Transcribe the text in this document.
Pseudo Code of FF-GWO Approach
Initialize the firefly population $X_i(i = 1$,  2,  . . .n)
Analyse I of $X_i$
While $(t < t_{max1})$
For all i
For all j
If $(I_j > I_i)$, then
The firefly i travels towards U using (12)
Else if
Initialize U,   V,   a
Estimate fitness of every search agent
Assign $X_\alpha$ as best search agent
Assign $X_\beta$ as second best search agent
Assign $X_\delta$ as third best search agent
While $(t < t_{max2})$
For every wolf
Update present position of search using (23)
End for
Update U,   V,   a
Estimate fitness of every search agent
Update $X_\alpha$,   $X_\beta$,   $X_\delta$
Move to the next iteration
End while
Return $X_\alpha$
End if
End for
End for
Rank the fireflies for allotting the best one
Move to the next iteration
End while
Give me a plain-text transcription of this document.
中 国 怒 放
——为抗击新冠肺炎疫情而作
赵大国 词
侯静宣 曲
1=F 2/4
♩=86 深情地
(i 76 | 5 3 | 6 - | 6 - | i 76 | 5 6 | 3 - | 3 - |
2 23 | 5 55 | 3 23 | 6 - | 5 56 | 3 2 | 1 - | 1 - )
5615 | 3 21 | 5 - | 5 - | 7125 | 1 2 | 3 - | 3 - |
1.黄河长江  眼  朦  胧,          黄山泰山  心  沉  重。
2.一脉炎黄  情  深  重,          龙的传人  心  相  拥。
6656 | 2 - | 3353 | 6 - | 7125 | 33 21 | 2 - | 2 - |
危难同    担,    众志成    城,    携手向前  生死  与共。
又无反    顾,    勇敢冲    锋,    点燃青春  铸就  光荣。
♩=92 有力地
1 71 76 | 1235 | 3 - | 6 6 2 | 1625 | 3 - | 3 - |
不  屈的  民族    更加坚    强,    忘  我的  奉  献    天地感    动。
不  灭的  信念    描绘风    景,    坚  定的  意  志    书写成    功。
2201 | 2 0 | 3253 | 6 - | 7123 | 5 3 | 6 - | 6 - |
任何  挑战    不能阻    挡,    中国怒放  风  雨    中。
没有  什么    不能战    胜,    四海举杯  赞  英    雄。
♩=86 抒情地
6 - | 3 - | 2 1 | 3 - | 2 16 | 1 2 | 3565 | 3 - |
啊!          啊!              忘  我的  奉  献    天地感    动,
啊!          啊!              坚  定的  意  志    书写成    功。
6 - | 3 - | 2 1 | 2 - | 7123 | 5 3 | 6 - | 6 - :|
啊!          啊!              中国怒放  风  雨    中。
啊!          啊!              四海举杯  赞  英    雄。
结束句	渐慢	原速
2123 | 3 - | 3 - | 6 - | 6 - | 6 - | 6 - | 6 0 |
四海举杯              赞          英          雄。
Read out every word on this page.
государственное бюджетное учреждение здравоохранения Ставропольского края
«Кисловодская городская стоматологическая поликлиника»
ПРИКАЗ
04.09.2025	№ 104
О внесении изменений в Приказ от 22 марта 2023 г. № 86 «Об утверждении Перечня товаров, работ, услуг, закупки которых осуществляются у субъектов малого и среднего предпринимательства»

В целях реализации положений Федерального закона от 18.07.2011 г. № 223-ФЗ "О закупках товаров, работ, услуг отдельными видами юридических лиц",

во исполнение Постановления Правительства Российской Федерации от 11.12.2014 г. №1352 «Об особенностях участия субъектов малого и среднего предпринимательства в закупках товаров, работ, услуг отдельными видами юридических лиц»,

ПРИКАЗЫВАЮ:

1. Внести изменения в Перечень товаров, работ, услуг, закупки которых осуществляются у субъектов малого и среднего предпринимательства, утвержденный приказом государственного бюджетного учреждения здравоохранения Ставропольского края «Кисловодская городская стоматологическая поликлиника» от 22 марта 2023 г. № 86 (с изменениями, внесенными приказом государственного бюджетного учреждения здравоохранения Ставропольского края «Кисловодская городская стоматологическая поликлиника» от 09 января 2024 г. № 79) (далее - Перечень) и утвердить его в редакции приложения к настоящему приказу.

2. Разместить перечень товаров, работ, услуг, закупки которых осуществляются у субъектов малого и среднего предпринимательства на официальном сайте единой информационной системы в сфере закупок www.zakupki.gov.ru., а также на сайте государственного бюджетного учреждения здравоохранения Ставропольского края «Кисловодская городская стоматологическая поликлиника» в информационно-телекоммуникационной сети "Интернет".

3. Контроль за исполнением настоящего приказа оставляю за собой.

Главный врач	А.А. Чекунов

* _TASK REQUIREMENTS_: All of the material above needs to be copied exactly.

* _FINAL ANSWER_:
Transcribe the text in this document.
Pseudo Code of FF-GWO Approach
Initialize the firefly population $X_i(i = 1$,  2,  . . .n)
Analyse I of $X_i$
While $(t < t_{max1})$
For all i
For all j
If $(I_j > I_i)$, then
The firefly i travels towards U using (12)
Else if
Initialize U,   V,   a
Estimate fitness of every search agent
Assign $X_\alpha$ as best search agent
Assign $X_\beta$ as second best search agent
Assign $X_\delta$ as third best search agent
While $(t < t_{max2})$
For every wolf
Update present position of search using (23)
End for
Update U,   V,   a
Estimate fitness of every search agent
Update $X_\alpha$,   $X_\beta$,   $X_\delta$
Move to the next iteration
End while
Return $X_\alpha$
End if
End for
End for
Rank the fireflies for allotting the best one
Move to the next iteration
End while
Give me a plain-text transcription of this document.
中 国 怒 放
——为抗击新冠肺炎疫情而作
赵大国 词
侯静宣 曲
1=F 2/4
♩=86 深情地
(i 76 | 5 3 | 6 - | 6 - | i 76 | 5 6 | 3 - | 3 - |
2 23 | 5 55 | 3 23 | 6 - | 5 56 | 3 2 | 1 - | 1 - )
5615 | 3 21 | 5 - | 5 - | 7125 | 1 2 | 3 - | 3 - |
1.黄河长江  眼  朦  胧,          黄山泰山  心  沉  重。
2.一脉炎黄  情  深  重,          龙的传人  心  相  拥。
6656 | 2 - | 3353 | 6 - | 7125 | 33 21 | 2 - | 2 - |
危难同    担,    众志成    城,    携手向前  生死  与共。
又无反    顾,    勇敢冲    锋,    点燃青春  铸就  光荣。
♩=92 有力地
1 71 76 | 1235 | 3 - | 6 6 2 | 1625 | 3 - | 3 - |
不  屈的  民族    更加坚    强,    忘  我的  奉  献    天地感    动。
不  灭的  信念    描绘风    景,    坚  定的  意  志    书写成    功。
2201 | 2 0 | 3253 | 6 - | 7123 | 5 3 | 6 - | 6 - |
任何  挑战    不能阻    挡,    中国怒放  风  雨    中。
没有  什么    不能战    胜,    四海举杯  赞  英    雄。
♩=86 抒情地
6 - | 3 - | 2 1 | 3 - | 2 16 | 1 2 | 3565 | 3 - |
啊!          啊!              忘  我的  奉  献    天地感    动,
啊!          啊!              坚  定的  意  志    书写成    功。
6 - | 3 - | 2 1 | 2 - | 7123 | 5 3 | 6 - | 6 - :|
啊!          啊!              中国怒放  风  雨    中。
啊!          啊!              四海举杯  赞  英    雄。
结束句	渐慢	原速
2123 | 3 - | 3 - | 6 - | 6 - | 6 - | 6 - | 6 0 |
四海举杯              赞          英          雄。
Read out every word on this page.
государственное бюджетное учреждение здравоохранения Ставропольского края
«Кисловодская городская стоматологическая поликлиника»
ПРИКАЗ
04.09.2025	№ 104
О внесении изменений в Приказ от 22 марта 2023 г. № 86 «Об утверждении Перечня товаров, работ, услуг, закупки которых осуществляются у субъектов малого и среднего предпринимательства»

В целях реализации положений Федерального закона от 18.07.2011 г. № 223-ФЗ "О закупках товаров, работ, услуг отдельными видами юридических лиц",

во исполнение Постановления Правительства Российской Федерации от 11.12.2014 г. №1352 «Об особенностях участия субъектов малого и среднего предпринимательства в закупках товаров, работ, услуг отдельными видами юридических лиц»,

ПРИКАЗЫВАЮ:

1. Внести изменения в Перечень товаров, работ, услуг, закупки которых осуществляются у субъектов малого и среднего предпринимательства, утвержденный приказом государственного бюджетного учреждения здравоохранения Ставропольского края «Кисловодская городская стоматологическая поликлиника» от 22 марта 2023 г. № 86 (с изменениями, внесенными приказом государственного бюджетного учреждения здравоохранения Ставропольского края «Кисловодская городская стоматологическая поликлиника» от 09 января 2024 г. № 79) (далее - Перечень) и утвердить его в редакции приложения к настоящему приказу.

2. Разместить перечень товаров, работ, услуг, закупки которых осуществляются у субъектов малого и среднего предпринимательства на официальном сайте единой информационной системы в сфере закупок www.zakupki.gov.ru., а также на сайте государственного бюджетного учреждения здравоохранения Ставропольского края «Кисловодская городская стоматологическая поликлиника» в информационно-телекоммуникационной сети "Интернет".

3. Контроль за исполнением настоящего приказа оставляю за собой.

Главный врач	А.А. Чекунов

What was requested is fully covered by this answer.